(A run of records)
- - - - -

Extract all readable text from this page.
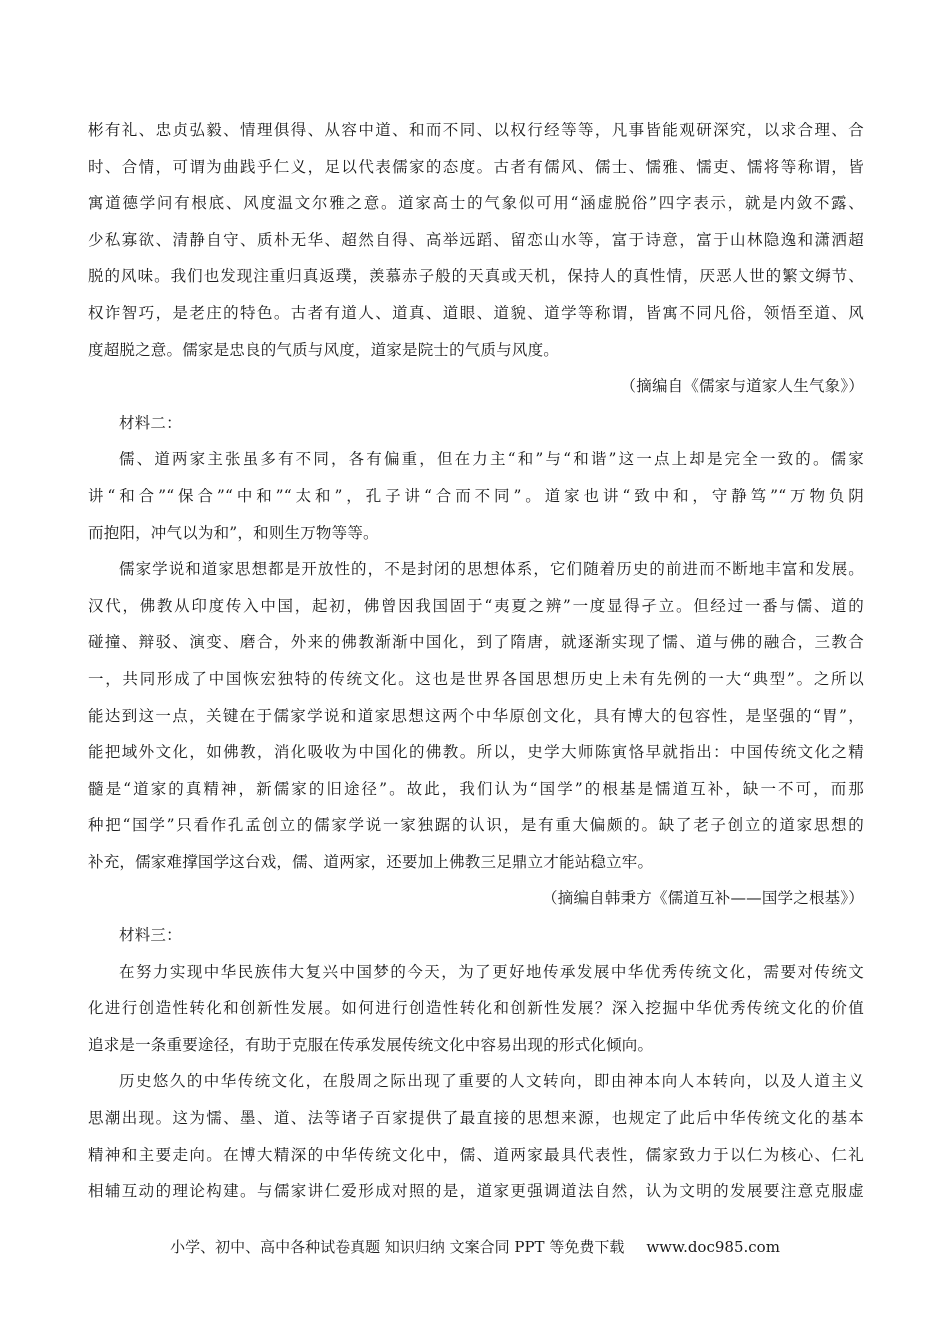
彬有礼、忠贞弘毅、情理俱得、从容中道、和而不同、以权行经等等，凡事皆能观研深究，以求合理、合
时、合情，可谓为曲践乎仁义，足以代表儒家的态度。古者有儒风、儒士、懦雅、懦吏、懦将等称谓，皆
寓道德学问有根底、风度温文尔雅之意。道家高士的气象似可用“涵虚脱俗”四字表示，就是内敛不露、
少私寡欲、清静自守、质朴无华、超然自得、高举远蹈、留恋山水等，富于诗意，富于山林隐逸和潇洒超
脱的风味。我们也发现注重归真返璞，羡慕赤子般的天真或天机，保持人的真性情，厌恶人世的繁文缛节、
权诈智巧，是老庄的特色。古者有道人、道真、道眼、道貌、道学等称谓，皆寓不同凡俗，领悟至道、风
度超脱之意。儒家是忠良的气质与风度，道家是院士的气质与风度。
（摘编自《儒家与道家人生气象》）
材料二：
儒、道两家主张虽多有不同，各有偏重，但在力主“和”与“和谐”这一点上却是完全一致的。儒家
讲“和合”“保合”“中和”“太和”，孔子讲“合而不同”。道家也讲“致中和，守静笃”“万物负阴
而抱阳，冲气以为和”，和则生万物等等。
儒家学说和道家思想都是开放性的，不是封闭的思想体系，它们随着历史的前进而不断地丰富和发展。
汉代，佛教从印度传入中国，起初，佛曾因我国固于“夷夏之辨”一度显得孑立。但经过一番与儒、道的
碰撞、辩驳、演变、磨合，外来的佛教渐渐中国化，到了隋唐，就逐渐实现了懦、道与佛的融合，三教合
一，共同形成了中国恢宏独特的传统文化。这也是世界各国思想历史上未有先例的一大“典型”。之所以
能达到这一点，关键在于儒家学说和道家思想这两个中华原创文化，具有博大的包容性，是坚强的“胃”，
能把域外文化，如佛教，消化吸收为中国化的佛教。所以，史学大师陈寅恪早就指出：中国传统文化之精
髓是“道家的真精神，新儒家的旧途径”。故此，我们认为“国学”的根基是懦道互补，缺一不可，而那
种把“国学”只看作孔孟创立的儒家学说一家独踞的认识，是有重大偏颇的。缺了老子创立的道家思想的
补充，儒家难撑国学这台戏，儒、道两家，还要加上佛教三足鼎立才能站稳立牢。
（摘编自韩秉方《儒道互补——国学之根基》）
材料三：
在努力实现中华民族伟大复兴中国梦的今天，为了更好地传承发展中华优秀传统文化，需要对传统文
化进行创造性转化和创新性发展。如何进行创造性转化和创新性发展？深入挖掘中华优秀传统文化的价值
追求是一条重要途径，有助于克服在传承发展传统文化中容易出现的形式化倾向。
历史悠久的中华传统文化，在殷周之际出现了重要的人文转向，即由神本向人本转向，以及人道主义
思潮出现。这为懦、墨、道、法等诸子百家提供了最直接的思想来源，也规定了此后中华传统文化的基本
精神和主要走向。在博大精深的中华传统文化中，儒、道两家最具代表性，儒家致力于以仁为核心、仁礼
相辅互动的理论构建。与儒家讲仁爱形成对照的是，道家更强调道法自然，认为文明的发展要注意克服虚
小学、初中、高中各种试卷真题 知识归纳 文案合同 PPT 等免费下载 www.doc985.com
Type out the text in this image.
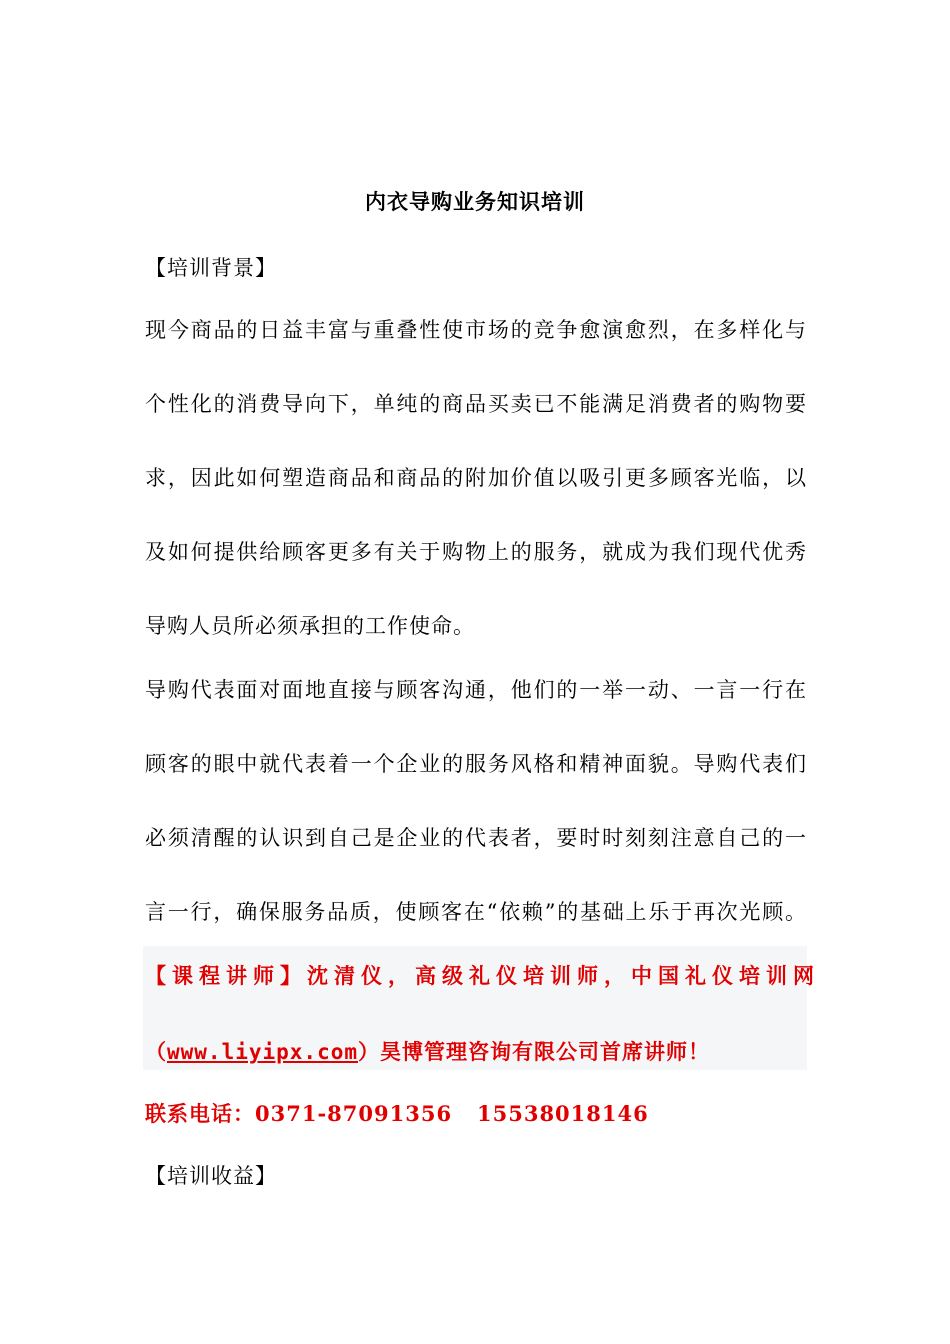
内衣导购业务知识培训
【培训背景】
现今商品的日益丰富与重叠性使市场的竞争愈演愈烈，在多样化与
个性化的消费导向下，单纯的商品买卖已不能满足消费者的购物要
求，因此如何塑造商品和商品的附加价值以吸引更多顾客光临，以
及如何提供给顾客更多有关于购物上的服务，就成为我们现代优秀
导购人员所必须承担的工作使命。
导购代表面对面地直接与顾客沟通，他们的一举一动、一言一行在
顾客的眼中就代表着一个企业的服务风格和精神面貌。导购代表们
必须清醒的认识到自己是企业的代表者，要时时刻刻注意自己的一
言一行，确保服务品质，使顾客在“依赖”的基础上乐于再次光顾。
【课程讲师】沈清仪，高级礼仪培训师，中国礼仪培训网
（www.liyipx.com）昊博管理咨询有限公司首席讲师！
联系电话：0371-87091356   15538018146
【培训收益】
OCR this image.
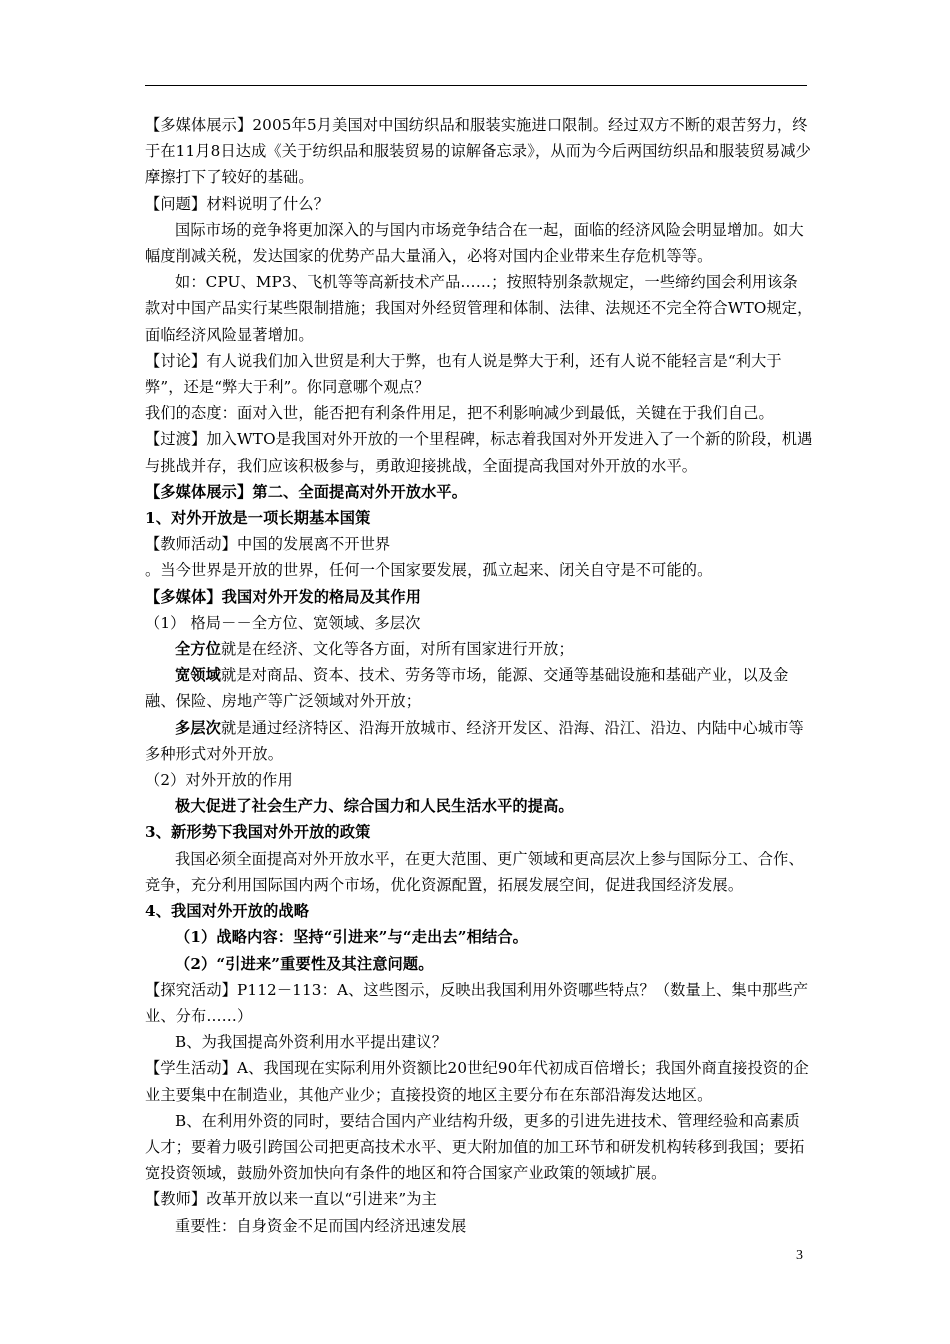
【多媒体展示】2005年5月美国对中国纺织品和服装实施进口限制。经过双方不断的艰苦努力，终于在11月8日达成《关于纺织品和服装贸易的谅解备忘录》，从而为今后两国纺织品和服装贸易减少摩擦打下了较好的基础。

【问题】材料说明了什么？

国际市场的竞争将更加深入的与国内市场竞争结合在一起，面临的经济风险会明显增加。如大幅度削减关税，发达国家的优势产品大量涌入，必将对国内企业带来生存危机等等。

如：CPU、MP3、飞机等等高新技术产品……；按照特别条款规定，一些缔约国会利用该条款对中国产品实行某些限制措施；我国对外经贸管理和体制、法律、法规还不完全符合WTO规定，面临经济风险显著增加。

【讨论】有人说我们加入世贸是利大于弊，也有人说是弊大于利，还有人说不能轻言是“利大于弊”，还是“弊大于利”。你同意哪个观点？

我们的态度：面对入世，能否把有利条件用足，把不利影响减少到最低，关键在于我们自己。

【过渡】加入WTO是我国对外开放的一个里程碑，标志着我国对外开发进入了一个新的阶段，机遇与挑战并存，我们应该积极参与，勇敢迎接挑战，全面提高我国对外开放的水平。

【多媒体展示】第二、全面提高对外开放水平。

1、对外开放是一项长期基本国策

【教师活动】中国的发展离不开世界

。当今世界是开放的世界，任何一个国家要发展，孤立起来、闭关自守是不可能的。

【多媒体】我国对外开发的格局及其作用

（1） 格局－－全方位、宽领域、多层次

全方位就是在经济、文化等各方面，对所有国家进行开放；

宽领域就是对商品、资本、技术、劳务等市场，能源、交通等基础设施和基础产业，以及金融、保险、房地产等广泛领域对外开放；

多层次就是通过经济特区、沿海开放城市、经济开发区、沿海、沿江、沿边、内陆中心城市等多种形式对外开放。

（2）对外开放的作用

极大促进了社会生产力、综合国力和人民生活水平的提高。

3、新形势下我国对外开放的政策

我国必须全面提高对外开放水平，在更大范围、更广领域和更高层次上参与国际分工、合作、竞争，充分利用国际国内两个市场，优化资源配置，拓展发展空间，促进我国经济发展。

4、我国对外开放的战略

（1）战略内容：坚持“引进来”与“走出去”相结合。

（2）“引进来”重要性及其注意问题。

【探究活动】P112－113：A、这些图示，反映出我国利用外资哪些特点？（数量上、集中那些产业、分布……）

B、为我国提高外资利用水平提出建议？

【学生活动】A、我国现在实际利用外资额比20世纪90年代初成百倍增长；我国外商直接投资的企业主要集中在制造业，其他产业少；直接投资的地区主要分布在东部沿海发达地区。

B、在利用外资的同时，要结合国内产业结构升级，更多的引进先进技术、管理经验和高素质人才；要着力吸引跨国公司把更高技术水平、更大附加值的加工环节和研发机构转移到我国；要拓宽投资领域，鼓励外资加快向有条件的地区和符合国家产业政策的领域扩展。

【教师】改革开放以来一直以“引进来”为主

重要性：自身资金不足而国内经济迅速发展

3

- - - - -

Repeat verbatim the lines from the one holding "Type out the text in this image." through the end of the listing above, both ends included, but not the pictures.

* ANSWER IN FULL
Type out the text in this image.
内衣导购业务知识培训
【培训背景】
现今商品的日益丰富与重叠性使市场的竞争愈演愈烈，在多样化与
个性化的消费导向下，单纯的商品买卖已不能满足消费者的购物要
求，因此如何塑造商品和商品的附加价值以吸引更多顾客光临，以
及如何提供给顾客更多有关于购物上的服务，就成为我们现代优秀
导购人员所必须承担的工作使命。
导购代表面对面地直接与顾客沟通，他们的一举一动、一言一行在
顾客的眼中就代表着一个企业的服务风格和精神面貌。导购代表们
必须清醒的认识到自己是企业的代表者，要时时刻刻注意自己的一
言一行，确保服务品质，使顾客在“依赖”的基础上乐于再次光顾。
【课程讲师】沈清仪，高级礼仪培训师，中国礼仪培训网
（www.liyipx.com）昊博管理咨询有限公司首席讲师！
联系电话：0371-87091356   15538018146
【培训收益】
OCR this image.
【多媒体展示】2005年5月美国对中国纺织品和服装实施进口限制。经过双方不断的艰苦努力，终于在11月8日达成《关于纺织品和服装贸易的谅解备忘录》，从而为今后两国纺织品和服装贸易减少摩擦打下了较好的基础。

【问题】材料说明了什么？

国际市场的竞争将更加深入的与国内市场竞争结合在一起，面临的经济风险会明显增加。如大幅度削减关税，发达国家的优势产品大量涌入，必将对国内企业带来生存危机等等。

如：CPU、MP3、飞机等等高新技术产品……；按照特别条款规定，一些缔约国会利用该条款对中国产品实行某些限制措施；我国对外经贸管理和体制、法律、法规还不完全符合WTO规定，面临经济风险显著增加。

【讨论】有人说我们加入世贸是利大于弊，也有人说是弊大于利，还有人说不能轻言是“利大于弊”，还是“弊大于利”。你同意哪个观点？

我们的态度：面对入世，能否把有利条件用足，把不利影响减少到最低，关键在于我们自己。

【过渡】加入WTO是我国对外开放的一个里程碑，标志着我国对外开发进入了一个新的阶段，机遇与挑战并存，我们应该积极参与，勇敢迎接挑战，全面提高我国对外开放的水平。

【多媒体展示】第二、全面提高对外开放水平。

1、对外开放是一项长期基本国策

【教师活动】中国的发展离不开世界

。当今世界是开放的世界，任何一个国家要发展，孤立起来、闭关自守是不可能的。

【多媒体】我国对外开发的格局及其作用

（1） 格局－－全方位、宽领域、多层次

全方位就是在经济、文化等各方面，对所有国家进行开放；

宽领域就是对商品、资本、技术、劳务等市场，能源、交通等基础设施和基础产业，以及金融、保险、房地产等广泛领域对外开放；

多层次就是通过经济特区、沿海开放城市、经济开发区、沿海、沿江、沿边、内陆中心城市等多种形式对外开放。

（2）对外开放的作用

极大促进了社会生产力、综合国力和人民生活水平的提高。

3、新形势下我国对外开放的政策

我国必须全面提高对外开放水平，在更大范围、更广领域和更高层次上参与国际分工、合作、竞争，充分利用国际国内两个市场，优化资源配置，拓展发展空间，促进我国经济发展。

4、我国对外开放的战略

（1）战略内容：坚持“引进来”与“走出去”相结合。

（2）“引进来”重要性及其注意问题。

【探究活动】P112－113：A、这些图示，反映出我国利用外资哪些特点？（数量上、集中那些产业、分布……）

B、为我国提高外资利用水平提出建议？

【学生活动】A、我国现在实际利用外资额比20世纪90年代初成百倍增长；我国外商直接投资的企业主要集中在制造业，其他产业少；直接投资的地区主要分布在东部沿海发达地区。

B、在利用外资的同时，要结合国内产业结构升级，更多的引进先进技术、管理经验和高素质人才；要着力吸引跨国公司把更高技术水平、更大附加值的加工环节和研发机构转移到我国；要拓宽投资领域，鼓励外资加快向有条件的地区和符合国家产业政策的领域扩展。

【教师】改革开放以来一直以“引进来”为主

重要性：自身资金不足而国内经济迅速发展

3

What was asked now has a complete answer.